- Set exercise
Please pull out every line that includes the string "Number".

(Records contained in a dataset)
#####

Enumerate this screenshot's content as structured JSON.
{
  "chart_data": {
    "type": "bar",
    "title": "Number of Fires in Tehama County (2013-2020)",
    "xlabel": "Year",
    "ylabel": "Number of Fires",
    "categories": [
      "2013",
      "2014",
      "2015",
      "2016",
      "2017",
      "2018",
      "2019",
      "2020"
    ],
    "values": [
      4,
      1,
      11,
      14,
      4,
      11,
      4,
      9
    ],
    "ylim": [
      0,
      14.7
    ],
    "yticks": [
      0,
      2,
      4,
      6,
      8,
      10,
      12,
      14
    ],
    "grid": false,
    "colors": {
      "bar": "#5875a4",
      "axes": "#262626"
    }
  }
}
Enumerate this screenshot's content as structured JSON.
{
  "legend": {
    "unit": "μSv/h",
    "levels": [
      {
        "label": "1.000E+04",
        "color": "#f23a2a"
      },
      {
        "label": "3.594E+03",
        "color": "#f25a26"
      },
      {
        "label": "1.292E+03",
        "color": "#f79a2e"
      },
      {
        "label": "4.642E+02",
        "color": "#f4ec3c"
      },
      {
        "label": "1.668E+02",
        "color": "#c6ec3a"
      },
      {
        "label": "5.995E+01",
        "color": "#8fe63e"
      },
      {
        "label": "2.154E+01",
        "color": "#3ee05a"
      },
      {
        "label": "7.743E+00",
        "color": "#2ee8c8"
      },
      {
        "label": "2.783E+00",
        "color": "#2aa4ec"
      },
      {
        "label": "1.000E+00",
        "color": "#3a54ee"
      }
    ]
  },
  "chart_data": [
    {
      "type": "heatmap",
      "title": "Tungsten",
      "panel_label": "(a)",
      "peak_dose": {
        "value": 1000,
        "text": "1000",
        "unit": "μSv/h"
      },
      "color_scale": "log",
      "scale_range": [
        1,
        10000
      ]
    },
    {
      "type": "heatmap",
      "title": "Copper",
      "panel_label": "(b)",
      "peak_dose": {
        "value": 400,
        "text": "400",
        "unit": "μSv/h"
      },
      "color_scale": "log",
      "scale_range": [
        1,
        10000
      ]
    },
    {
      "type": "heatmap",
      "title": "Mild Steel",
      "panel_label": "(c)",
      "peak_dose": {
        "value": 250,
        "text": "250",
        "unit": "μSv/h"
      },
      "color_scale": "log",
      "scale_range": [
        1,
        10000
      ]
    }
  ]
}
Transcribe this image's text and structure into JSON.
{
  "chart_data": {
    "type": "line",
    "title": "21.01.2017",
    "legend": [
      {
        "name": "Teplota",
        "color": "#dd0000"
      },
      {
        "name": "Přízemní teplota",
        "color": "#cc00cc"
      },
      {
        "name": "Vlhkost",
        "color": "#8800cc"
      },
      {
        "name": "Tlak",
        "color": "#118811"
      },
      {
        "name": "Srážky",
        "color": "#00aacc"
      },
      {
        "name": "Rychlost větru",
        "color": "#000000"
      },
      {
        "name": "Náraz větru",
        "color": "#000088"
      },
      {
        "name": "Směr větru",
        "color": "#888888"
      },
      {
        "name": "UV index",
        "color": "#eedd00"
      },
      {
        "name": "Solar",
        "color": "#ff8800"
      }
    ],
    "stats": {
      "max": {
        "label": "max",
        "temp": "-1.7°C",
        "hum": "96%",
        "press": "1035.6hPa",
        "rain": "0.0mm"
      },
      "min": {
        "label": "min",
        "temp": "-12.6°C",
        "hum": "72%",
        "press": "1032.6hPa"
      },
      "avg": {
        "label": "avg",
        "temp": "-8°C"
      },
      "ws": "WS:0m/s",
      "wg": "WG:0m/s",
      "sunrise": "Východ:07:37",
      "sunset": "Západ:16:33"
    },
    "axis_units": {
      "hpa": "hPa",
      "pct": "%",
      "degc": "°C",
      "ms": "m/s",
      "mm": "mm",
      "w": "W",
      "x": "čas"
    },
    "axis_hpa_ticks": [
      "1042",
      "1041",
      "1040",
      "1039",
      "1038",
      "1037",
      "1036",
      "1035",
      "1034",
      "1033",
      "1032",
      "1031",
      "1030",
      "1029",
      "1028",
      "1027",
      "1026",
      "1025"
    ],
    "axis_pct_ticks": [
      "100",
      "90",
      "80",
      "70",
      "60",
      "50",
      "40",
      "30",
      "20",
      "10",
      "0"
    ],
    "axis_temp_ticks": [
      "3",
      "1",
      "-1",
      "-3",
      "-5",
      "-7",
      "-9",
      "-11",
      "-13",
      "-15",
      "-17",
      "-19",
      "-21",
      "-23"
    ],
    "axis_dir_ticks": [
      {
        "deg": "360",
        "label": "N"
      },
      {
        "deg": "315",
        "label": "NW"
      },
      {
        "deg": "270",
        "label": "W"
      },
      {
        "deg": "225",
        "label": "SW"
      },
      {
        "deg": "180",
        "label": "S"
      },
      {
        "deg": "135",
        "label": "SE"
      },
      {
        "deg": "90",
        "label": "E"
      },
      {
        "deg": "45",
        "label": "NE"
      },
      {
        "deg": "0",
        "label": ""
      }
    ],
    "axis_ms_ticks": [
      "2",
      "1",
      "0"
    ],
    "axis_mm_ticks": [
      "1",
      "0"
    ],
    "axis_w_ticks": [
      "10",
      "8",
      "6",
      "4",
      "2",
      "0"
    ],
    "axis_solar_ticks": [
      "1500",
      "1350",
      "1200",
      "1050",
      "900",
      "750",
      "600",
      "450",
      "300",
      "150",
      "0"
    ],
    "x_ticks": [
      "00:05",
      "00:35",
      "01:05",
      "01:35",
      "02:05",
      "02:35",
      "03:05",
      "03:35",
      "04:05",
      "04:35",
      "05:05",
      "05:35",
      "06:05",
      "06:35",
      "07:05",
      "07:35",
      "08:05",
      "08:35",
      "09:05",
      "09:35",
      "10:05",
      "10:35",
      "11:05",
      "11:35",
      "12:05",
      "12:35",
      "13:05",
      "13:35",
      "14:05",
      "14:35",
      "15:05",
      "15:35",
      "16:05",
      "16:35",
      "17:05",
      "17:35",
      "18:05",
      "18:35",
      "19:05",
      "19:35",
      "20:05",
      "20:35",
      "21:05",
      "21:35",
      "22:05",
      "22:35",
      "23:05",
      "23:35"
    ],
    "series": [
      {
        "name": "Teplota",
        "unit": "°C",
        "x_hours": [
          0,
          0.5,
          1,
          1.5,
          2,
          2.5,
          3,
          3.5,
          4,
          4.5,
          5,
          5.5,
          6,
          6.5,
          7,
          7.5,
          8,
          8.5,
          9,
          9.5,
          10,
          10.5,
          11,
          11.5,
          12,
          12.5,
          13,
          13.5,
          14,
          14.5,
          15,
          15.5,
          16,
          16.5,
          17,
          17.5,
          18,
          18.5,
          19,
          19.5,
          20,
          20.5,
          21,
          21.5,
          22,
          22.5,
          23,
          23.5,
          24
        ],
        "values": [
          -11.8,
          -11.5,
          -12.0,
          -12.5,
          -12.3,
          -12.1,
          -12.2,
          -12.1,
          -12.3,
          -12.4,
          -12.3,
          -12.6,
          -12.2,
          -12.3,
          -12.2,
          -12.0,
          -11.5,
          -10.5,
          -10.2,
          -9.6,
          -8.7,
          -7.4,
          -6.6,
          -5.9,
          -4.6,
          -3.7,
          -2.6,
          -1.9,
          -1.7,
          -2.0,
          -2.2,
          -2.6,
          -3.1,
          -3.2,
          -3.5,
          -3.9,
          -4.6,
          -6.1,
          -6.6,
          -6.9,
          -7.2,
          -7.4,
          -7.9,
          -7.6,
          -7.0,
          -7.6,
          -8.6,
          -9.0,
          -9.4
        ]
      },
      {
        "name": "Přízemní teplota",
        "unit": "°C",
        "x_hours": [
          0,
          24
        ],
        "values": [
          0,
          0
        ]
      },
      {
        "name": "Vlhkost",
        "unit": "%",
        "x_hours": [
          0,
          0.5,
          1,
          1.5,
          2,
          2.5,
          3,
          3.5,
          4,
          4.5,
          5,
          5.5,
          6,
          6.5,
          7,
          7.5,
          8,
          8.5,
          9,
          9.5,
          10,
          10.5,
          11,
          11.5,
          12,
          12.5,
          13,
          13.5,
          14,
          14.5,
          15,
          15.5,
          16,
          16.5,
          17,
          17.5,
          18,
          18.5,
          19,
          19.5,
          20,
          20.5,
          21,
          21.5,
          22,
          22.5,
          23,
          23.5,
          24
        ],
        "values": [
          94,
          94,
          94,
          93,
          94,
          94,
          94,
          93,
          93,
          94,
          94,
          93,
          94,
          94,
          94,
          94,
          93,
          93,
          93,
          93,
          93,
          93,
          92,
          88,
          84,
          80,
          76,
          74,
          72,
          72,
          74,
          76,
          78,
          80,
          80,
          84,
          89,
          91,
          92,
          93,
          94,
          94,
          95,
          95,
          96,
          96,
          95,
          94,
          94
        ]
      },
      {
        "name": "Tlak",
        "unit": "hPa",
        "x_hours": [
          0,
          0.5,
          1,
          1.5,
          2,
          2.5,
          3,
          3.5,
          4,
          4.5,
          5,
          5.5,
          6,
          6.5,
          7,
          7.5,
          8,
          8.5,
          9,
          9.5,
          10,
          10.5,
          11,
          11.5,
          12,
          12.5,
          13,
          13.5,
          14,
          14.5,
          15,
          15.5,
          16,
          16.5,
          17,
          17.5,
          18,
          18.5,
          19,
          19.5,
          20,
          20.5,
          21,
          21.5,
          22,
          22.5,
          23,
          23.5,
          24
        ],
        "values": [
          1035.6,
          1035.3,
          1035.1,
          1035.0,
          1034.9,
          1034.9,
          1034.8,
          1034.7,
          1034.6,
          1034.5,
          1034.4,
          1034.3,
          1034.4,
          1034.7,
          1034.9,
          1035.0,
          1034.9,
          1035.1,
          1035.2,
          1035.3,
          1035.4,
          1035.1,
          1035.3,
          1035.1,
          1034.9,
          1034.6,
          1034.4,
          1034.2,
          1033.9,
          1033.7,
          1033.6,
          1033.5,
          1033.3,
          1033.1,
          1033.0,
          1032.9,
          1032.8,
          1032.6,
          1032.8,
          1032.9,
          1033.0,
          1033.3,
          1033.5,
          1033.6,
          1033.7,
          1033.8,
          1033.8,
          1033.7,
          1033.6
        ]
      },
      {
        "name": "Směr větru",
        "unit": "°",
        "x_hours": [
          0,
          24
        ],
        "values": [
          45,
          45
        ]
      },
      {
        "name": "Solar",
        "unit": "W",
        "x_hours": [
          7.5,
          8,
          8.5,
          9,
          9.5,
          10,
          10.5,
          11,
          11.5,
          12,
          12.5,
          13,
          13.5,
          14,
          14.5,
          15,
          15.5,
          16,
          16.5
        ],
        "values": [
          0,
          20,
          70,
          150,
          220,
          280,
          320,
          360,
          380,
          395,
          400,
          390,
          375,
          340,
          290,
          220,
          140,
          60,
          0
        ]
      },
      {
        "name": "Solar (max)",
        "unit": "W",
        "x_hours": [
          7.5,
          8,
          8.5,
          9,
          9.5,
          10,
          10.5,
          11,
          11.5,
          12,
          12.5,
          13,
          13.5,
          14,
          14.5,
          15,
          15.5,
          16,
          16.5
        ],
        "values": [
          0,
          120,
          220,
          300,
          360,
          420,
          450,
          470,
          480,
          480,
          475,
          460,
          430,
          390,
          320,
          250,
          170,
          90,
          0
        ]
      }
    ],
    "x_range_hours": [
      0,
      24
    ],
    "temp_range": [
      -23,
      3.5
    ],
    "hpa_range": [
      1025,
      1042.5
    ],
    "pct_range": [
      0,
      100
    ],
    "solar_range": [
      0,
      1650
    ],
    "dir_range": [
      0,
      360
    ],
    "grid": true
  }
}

#####

- Written solution
    "title": "Number of Fires in Tehama County (2013-2020)",
    "ylabel": "Number of Fires",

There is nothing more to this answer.